Requirement —
Count how many lines of the listing below contain the string "arrow". Reply with that number alone.
:::
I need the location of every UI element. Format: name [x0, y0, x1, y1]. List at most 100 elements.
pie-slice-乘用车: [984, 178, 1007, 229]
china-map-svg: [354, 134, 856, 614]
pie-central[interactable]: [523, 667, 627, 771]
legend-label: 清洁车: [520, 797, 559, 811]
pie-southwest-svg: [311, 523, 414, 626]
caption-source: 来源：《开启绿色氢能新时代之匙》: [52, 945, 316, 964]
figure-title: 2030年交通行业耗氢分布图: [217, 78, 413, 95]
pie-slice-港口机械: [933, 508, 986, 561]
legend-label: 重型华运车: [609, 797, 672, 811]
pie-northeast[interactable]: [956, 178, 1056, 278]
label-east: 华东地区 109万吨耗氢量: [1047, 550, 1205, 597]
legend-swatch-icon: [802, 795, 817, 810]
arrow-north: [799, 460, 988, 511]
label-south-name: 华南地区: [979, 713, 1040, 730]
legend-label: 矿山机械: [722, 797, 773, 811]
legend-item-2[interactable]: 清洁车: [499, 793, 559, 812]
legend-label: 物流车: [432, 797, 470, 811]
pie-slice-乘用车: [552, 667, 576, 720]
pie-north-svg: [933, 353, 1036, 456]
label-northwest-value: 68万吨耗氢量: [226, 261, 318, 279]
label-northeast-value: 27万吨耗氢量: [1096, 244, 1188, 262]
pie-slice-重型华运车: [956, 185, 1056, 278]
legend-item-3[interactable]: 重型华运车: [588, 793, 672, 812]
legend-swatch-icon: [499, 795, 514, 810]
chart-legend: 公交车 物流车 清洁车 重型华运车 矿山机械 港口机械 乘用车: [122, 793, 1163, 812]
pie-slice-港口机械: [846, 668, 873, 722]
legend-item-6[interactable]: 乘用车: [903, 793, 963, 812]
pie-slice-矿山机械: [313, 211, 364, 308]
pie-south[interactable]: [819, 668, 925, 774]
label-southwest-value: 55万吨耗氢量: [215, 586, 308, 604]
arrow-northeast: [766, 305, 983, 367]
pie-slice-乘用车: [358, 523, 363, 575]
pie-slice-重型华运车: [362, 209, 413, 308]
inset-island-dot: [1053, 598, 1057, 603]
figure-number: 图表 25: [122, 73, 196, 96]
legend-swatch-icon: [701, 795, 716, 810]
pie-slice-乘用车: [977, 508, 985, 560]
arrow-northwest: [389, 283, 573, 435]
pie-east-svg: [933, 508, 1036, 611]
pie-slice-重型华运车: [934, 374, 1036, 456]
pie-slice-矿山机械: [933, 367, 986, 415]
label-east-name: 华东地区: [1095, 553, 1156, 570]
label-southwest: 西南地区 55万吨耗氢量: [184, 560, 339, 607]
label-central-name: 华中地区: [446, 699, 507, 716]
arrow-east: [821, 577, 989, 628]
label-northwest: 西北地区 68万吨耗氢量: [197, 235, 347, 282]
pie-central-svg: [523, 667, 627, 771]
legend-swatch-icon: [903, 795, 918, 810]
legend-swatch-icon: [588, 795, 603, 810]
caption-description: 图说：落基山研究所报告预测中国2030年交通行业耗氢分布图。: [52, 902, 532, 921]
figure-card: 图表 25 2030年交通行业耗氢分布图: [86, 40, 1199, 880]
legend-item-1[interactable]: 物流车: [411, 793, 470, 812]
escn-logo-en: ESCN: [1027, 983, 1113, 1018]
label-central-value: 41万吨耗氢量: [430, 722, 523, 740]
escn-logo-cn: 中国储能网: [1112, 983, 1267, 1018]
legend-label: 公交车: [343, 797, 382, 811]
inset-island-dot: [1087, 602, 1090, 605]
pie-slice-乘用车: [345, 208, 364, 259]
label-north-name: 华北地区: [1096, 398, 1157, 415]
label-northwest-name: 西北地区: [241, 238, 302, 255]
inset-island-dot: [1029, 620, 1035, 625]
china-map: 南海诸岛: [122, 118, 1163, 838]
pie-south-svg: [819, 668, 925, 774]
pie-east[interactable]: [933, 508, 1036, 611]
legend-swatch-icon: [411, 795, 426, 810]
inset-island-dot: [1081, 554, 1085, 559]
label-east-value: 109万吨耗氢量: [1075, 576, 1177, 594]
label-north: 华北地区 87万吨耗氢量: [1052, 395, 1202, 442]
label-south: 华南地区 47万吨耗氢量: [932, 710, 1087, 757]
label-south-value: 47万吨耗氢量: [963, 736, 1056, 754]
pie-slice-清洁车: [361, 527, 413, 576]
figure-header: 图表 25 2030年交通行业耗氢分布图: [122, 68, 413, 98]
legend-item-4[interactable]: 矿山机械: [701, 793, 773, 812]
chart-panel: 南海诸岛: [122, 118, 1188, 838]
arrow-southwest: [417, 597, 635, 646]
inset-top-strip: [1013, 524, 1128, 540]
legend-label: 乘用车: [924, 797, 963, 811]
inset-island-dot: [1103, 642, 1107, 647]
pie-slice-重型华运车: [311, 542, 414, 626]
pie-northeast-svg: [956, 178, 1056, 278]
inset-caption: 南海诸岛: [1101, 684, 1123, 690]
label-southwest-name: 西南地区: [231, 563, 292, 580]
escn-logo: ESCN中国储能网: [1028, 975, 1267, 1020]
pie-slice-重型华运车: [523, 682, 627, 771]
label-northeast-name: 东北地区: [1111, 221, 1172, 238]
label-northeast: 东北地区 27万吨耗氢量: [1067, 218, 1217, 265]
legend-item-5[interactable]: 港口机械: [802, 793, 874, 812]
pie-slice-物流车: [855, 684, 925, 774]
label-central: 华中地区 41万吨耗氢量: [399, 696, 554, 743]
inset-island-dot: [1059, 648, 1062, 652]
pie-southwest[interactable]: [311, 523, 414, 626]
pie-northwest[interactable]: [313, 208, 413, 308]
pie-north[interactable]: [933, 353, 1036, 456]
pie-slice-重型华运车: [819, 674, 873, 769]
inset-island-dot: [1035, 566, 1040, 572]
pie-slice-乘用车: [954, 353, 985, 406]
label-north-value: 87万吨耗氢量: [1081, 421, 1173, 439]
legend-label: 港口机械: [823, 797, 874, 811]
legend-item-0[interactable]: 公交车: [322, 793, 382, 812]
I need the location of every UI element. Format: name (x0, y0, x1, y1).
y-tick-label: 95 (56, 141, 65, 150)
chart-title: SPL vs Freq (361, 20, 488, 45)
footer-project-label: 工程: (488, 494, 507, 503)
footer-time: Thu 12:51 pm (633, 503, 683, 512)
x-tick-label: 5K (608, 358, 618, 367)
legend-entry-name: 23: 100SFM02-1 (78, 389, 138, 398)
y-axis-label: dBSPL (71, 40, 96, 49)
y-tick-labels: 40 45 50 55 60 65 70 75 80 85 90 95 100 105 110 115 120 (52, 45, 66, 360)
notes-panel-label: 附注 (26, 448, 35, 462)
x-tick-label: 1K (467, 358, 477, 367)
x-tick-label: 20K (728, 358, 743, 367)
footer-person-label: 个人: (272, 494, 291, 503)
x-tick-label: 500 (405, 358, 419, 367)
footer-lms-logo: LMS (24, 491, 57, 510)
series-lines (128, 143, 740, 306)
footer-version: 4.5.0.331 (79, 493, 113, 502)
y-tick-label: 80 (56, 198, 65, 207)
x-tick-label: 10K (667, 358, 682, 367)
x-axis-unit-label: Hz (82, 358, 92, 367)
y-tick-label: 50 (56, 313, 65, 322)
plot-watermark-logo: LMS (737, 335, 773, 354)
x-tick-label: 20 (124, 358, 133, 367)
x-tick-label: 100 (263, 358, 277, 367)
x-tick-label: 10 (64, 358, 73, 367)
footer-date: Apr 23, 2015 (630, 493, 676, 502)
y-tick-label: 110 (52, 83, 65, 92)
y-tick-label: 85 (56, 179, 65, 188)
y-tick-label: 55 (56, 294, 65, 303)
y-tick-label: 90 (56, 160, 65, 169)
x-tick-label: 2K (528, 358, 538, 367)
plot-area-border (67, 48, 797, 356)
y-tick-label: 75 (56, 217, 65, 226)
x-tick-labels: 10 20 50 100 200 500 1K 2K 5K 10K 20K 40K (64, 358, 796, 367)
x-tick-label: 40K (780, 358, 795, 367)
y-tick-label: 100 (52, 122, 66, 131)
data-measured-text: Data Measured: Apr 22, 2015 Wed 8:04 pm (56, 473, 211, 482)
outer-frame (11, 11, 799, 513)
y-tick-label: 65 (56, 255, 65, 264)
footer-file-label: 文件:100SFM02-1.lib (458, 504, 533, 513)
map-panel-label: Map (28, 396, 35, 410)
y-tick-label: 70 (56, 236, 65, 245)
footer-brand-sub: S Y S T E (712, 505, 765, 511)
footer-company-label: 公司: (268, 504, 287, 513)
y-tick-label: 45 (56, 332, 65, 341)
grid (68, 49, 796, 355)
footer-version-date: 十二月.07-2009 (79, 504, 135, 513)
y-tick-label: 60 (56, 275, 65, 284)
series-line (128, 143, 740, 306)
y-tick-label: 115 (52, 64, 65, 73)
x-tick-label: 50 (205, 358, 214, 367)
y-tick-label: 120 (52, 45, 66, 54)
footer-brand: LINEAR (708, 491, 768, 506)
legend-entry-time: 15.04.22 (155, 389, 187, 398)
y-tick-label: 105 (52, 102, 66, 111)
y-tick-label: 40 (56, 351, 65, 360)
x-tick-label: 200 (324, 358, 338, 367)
:::
Answer for this exercise —
5